══ THE DATA

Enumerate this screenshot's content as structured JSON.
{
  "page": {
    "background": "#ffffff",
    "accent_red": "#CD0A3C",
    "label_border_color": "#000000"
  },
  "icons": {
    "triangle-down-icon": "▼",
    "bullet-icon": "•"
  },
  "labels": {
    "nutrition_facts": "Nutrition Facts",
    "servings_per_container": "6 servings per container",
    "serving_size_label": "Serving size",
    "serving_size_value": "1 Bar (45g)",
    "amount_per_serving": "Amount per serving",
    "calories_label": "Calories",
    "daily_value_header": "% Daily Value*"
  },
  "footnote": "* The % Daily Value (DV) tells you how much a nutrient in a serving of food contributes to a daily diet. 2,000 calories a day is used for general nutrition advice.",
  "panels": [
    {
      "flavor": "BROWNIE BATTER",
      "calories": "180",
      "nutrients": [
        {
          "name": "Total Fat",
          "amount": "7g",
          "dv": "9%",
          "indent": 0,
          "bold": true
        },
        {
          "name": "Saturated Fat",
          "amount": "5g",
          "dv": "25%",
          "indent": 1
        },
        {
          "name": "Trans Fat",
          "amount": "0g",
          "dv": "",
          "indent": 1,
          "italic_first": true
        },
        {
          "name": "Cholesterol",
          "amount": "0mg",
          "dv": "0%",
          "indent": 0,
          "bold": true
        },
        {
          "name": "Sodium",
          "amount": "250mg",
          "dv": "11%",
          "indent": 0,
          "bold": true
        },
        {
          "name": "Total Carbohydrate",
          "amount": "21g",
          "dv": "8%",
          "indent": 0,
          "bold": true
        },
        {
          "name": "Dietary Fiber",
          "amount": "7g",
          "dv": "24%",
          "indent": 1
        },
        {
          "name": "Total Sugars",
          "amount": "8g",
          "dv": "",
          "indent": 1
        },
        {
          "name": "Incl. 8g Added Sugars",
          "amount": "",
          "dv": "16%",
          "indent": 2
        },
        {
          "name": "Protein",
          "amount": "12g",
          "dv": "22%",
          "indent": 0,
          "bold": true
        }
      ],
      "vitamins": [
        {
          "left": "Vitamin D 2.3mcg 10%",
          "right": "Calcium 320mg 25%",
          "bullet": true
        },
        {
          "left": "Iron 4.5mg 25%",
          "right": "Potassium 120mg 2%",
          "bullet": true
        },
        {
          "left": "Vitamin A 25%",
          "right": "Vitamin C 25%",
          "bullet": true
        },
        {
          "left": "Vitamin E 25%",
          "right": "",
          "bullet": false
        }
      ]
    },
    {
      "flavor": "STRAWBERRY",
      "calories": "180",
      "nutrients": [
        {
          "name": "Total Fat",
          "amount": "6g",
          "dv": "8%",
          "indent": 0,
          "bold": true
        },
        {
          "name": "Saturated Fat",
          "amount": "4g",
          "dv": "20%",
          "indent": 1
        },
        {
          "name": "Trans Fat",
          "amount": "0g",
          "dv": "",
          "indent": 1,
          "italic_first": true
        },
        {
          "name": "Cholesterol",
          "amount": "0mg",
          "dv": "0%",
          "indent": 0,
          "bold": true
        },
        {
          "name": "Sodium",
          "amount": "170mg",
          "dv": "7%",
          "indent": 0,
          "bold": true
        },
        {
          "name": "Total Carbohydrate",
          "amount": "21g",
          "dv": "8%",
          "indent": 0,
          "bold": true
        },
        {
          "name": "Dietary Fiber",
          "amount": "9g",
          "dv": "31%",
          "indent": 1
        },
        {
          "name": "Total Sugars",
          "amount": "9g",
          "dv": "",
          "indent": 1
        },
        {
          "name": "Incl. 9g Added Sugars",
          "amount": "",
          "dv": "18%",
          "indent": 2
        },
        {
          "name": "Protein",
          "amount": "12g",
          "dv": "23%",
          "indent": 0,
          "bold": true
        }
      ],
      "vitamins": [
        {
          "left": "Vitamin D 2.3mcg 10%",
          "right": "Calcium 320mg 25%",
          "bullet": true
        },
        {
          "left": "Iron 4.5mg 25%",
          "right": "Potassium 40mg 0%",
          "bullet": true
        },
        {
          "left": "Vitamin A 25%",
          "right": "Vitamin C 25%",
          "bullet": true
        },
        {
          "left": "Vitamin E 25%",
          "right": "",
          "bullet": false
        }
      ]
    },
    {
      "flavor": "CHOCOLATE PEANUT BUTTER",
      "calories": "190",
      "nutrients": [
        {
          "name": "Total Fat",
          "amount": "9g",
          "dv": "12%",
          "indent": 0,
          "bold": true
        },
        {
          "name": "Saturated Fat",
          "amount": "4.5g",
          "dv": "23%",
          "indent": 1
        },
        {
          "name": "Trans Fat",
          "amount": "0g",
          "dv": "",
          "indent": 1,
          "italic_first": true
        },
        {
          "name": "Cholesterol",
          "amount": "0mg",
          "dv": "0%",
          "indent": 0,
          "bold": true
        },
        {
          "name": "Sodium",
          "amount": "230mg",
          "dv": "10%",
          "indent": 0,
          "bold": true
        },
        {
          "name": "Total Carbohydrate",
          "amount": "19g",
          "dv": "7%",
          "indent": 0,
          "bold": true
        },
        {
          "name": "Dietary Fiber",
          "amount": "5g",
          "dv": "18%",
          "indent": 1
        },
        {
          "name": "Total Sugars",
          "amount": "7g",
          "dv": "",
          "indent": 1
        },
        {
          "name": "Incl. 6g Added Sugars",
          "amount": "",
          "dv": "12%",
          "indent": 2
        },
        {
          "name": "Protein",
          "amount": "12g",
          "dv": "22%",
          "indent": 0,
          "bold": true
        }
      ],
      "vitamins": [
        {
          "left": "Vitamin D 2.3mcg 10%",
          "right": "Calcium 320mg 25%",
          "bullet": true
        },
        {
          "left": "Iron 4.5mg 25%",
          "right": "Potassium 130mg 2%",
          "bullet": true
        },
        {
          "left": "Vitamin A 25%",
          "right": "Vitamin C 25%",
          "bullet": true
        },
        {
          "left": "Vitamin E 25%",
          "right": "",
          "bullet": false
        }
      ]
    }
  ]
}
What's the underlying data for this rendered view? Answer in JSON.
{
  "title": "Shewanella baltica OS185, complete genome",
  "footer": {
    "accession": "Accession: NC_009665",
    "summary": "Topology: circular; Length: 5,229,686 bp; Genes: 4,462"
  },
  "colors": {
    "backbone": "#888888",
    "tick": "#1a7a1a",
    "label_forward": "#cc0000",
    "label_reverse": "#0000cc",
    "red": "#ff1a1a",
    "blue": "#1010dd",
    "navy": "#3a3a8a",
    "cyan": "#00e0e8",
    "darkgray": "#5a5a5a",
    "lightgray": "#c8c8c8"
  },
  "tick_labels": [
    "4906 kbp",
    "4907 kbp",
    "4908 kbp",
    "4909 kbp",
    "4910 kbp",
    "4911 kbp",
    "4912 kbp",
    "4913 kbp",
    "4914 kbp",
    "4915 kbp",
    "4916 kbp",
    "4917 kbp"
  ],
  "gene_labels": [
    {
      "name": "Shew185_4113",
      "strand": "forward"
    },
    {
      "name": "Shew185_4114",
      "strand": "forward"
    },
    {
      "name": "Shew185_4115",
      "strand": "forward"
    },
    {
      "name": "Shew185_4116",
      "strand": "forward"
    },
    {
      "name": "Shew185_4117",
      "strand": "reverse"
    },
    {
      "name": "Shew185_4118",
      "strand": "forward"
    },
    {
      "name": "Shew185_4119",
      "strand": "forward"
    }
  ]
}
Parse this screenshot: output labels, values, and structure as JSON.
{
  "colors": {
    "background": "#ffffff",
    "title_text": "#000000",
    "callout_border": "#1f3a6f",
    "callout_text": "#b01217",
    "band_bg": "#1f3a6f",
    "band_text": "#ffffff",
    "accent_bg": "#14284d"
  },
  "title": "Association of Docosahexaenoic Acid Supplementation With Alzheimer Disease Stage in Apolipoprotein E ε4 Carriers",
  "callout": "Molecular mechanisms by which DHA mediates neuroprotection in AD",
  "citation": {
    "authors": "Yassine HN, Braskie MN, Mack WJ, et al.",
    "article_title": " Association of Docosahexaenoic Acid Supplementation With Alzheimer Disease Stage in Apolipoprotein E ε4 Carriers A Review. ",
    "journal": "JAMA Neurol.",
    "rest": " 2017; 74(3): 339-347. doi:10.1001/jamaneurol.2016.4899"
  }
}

════

● ABOUT THIS EXERCISE
Write out again exactly the lines that run from the one holding "Parse this screenshot: output" through the last line of the data; omit all other lines.

● EXERCISE SOLUTION
Parse this screenshot: output labels, values, and structure as JSON.
{
  "colors": {
    "background": "#ffffff",
    "title_text": "#000000",
    "callout_border": "#1f3a6f",
    "callout_text": "#b01217",
    "band_bg": "#1f3a6f",
    "band_text": "#ffffff",
    "accent_bg": "#14284d"
  },
  "title": "Association of Docosahexaenoic Acid Supplementation With Alzheimer Disease Stage in Apolipoprotein E ε4 Carriers",
  "callout": "Molecular mechanisms by which DHA mediates neuroprotection in AD",
  "citation": {
    "authors": "Yassine HN, Braskie MN, Mack WJ, et al.",
    "article_title": " Association of Docosahexaenoic Acid Supplementation With Alzheimer Disease Stage in Apolipoprotein E ε4 Carriers A Review. ",
    "journal": "JAMA Neurol.",
    "rest": " 2017; 74(3): 339-347. doi:10.1001/jamaneurol.2016.4899"
  }
}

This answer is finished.